--- Provided data ---
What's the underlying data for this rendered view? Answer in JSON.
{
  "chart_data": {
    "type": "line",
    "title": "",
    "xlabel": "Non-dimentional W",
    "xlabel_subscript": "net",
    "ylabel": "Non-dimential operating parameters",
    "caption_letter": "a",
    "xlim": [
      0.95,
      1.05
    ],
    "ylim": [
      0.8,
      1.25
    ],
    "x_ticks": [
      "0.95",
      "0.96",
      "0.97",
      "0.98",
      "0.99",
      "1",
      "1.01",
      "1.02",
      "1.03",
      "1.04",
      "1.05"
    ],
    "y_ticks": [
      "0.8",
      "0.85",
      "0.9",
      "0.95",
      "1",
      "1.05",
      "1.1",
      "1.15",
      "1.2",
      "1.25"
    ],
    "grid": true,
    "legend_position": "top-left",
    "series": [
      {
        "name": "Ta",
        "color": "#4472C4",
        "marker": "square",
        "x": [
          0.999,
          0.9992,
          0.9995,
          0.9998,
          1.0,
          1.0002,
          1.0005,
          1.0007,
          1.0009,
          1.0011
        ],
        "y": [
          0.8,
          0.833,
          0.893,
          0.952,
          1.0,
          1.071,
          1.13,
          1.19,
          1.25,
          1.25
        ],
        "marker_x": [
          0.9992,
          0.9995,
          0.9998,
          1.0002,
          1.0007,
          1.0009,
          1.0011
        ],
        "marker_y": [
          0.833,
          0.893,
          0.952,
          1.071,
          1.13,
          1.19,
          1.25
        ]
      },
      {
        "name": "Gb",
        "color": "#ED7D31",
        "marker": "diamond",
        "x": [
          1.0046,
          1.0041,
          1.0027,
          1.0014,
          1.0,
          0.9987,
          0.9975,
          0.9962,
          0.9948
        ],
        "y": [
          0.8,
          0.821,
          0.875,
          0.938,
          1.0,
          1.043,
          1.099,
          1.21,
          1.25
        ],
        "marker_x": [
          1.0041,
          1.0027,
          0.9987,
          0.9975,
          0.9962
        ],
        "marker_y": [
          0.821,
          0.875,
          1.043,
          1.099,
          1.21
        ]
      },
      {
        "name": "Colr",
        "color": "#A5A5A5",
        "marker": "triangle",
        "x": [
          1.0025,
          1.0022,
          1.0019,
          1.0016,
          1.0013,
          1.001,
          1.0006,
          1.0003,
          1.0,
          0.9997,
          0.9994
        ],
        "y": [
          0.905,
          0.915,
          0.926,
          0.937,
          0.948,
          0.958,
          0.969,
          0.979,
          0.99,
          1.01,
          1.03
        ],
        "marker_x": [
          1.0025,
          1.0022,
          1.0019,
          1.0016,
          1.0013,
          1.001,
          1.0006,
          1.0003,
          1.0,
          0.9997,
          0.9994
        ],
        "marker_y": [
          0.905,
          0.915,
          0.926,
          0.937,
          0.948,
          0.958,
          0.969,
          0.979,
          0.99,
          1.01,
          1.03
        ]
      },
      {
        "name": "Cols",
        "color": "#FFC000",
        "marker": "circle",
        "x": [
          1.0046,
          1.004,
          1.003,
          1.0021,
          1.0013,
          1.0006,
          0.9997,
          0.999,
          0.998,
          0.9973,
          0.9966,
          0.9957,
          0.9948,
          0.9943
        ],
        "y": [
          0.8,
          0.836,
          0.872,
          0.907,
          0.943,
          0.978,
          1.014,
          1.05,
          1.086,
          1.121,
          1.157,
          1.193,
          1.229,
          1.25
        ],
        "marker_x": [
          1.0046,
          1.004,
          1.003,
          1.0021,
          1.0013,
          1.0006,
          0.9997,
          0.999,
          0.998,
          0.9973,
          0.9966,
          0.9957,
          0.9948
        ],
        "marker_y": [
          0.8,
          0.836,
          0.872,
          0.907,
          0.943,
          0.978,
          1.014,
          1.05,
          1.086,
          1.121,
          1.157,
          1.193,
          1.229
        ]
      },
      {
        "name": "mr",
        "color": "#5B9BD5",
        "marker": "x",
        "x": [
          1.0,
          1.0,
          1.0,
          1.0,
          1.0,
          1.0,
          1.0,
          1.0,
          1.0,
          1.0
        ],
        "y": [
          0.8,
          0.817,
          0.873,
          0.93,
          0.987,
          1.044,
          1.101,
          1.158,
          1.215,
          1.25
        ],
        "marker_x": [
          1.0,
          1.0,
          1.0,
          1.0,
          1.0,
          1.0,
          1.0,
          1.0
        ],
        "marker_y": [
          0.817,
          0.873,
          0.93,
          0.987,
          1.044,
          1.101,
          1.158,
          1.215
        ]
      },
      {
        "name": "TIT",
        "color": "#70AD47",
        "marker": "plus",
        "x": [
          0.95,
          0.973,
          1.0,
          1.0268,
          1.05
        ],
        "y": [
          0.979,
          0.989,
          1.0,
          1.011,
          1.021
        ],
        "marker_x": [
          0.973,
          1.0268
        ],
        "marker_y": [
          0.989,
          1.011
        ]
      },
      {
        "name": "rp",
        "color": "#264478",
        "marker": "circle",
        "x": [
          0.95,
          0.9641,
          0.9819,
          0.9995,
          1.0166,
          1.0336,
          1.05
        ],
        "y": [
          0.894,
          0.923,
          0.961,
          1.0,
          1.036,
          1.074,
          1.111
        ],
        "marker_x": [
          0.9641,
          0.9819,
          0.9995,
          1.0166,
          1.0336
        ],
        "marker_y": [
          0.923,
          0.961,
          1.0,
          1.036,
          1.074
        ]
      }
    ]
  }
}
---
*Brief:*
Return every line from the records above that holds the word "name".

*Result for this task:*
        "name": "Ta",
        "name": "Gb",
        "name": "Colr",
        "name": "Cols",
        "name": "mr",
        "name": "TIT",
        "name": "rp",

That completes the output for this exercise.